> Dataset records:
──────
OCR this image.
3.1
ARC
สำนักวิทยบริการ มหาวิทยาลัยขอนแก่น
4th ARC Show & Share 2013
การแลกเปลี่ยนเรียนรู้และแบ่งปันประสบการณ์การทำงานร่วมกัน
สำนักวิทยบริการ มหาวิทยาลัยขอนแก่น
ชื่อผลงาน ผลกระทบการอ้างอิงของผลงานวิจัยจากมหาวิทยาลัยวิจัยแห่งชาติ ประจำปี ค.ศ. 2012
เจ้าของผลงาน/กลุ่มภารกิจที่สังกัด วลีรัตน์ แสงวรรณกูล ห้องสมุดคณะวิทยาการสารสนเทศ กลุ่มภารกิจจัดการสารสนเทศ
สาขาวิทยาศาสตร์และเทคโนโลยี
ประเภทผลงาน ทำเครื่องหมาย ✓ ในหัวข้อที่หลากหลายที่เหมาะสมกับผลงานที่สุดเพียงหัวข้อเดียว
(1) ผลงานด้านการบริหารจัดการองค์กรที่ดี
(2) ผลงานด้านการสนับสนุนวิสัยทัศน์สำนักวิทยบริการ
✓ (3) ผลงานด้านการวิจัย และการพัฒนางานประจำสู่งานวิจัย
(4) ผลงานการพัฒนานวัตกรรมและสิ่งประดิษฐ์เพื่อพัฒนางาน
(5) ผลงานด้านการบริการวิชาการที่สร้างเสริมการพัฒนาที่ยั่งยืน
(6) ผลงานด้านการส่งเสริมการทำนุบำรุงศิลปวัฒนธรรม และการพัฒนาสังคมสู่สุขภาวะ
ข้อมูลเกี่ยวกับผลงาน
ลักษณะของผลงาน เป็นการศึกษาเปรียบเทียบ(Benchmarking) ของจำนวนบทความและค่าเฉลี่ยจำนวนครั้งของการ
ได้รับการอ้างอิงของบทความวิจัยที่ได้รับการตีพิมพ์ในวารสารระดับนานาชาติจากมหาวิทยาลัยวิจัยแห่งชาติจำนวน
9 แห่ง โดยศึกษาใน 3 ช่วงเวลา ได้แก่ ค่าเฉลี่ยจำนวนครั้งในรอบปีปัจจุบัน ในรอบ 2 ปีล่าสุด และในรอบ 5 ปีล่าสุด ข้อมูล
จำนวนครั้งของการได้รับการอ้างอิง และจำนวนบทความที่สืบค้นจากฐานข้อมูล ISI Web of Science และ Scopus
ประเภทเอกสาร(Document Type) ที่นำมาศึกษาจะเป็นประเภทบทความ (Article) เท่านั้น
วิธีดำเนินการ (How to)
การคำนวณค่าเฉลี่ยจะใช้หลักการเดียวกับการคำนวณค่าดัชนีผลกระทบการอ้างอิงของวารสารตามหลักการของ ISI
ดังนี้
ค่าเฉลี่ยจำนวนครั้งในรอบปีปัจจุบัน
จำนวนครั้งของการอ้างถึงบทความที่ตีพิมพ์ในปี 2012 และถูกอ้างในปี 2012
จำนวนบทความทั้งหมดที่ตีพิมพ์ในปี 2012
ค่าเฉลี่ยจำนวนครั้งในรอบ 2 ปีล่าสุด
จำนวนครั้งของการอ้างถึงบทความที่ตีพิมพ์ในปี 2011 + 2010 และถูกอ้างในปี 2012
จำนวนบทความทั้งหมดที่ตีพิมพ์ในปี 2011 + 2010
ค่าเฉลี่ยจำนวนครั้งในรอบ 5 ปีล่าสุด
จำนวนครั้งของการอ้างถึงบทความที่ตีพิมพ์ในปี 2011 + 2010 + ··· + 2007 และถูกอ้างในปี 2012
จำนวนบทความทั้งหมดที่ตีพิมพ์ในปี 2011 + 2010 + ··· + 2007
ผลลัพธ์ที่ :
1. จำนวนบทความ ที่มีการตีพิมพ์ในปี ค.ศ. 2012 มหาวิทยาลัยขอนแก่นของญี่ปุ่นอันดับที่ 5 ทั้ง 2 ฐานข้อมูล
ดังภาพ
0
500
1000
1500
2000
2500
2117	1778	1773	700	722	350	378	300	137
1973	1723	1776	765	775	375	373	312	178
──────
> Stated exercise: Extract each line holding the string "ยจำนวนคร".

> The solution:
ลักษณะของผลงาน เป็นการศึกษาเปรียบเทียบ(Benchmarking) ของจำนวนบทความและค่าเฉลี่ยจำนวนครั้งของการ
9 แห่ง โดยศึกษาใน 3 ช่วงเวลา ได้แก่ ค่าเฉลี่ยจำนวนครั้งในรอบปีปัจจุบัน ในรอบ 2 ปีล่าสุด และในรอบ 5 ปีล่าสุด ข้อมูล
ค่าเฉลี่ยจำนวนครั้งในรอบปีปัจจุบัน
ค่าเฉลี่ยจำนวนครั้งในรอบ 2 ปีล่าสุด
ค่าเฉลี่ยจำนวนครั้งในรอบ 5 ปีล่าสุด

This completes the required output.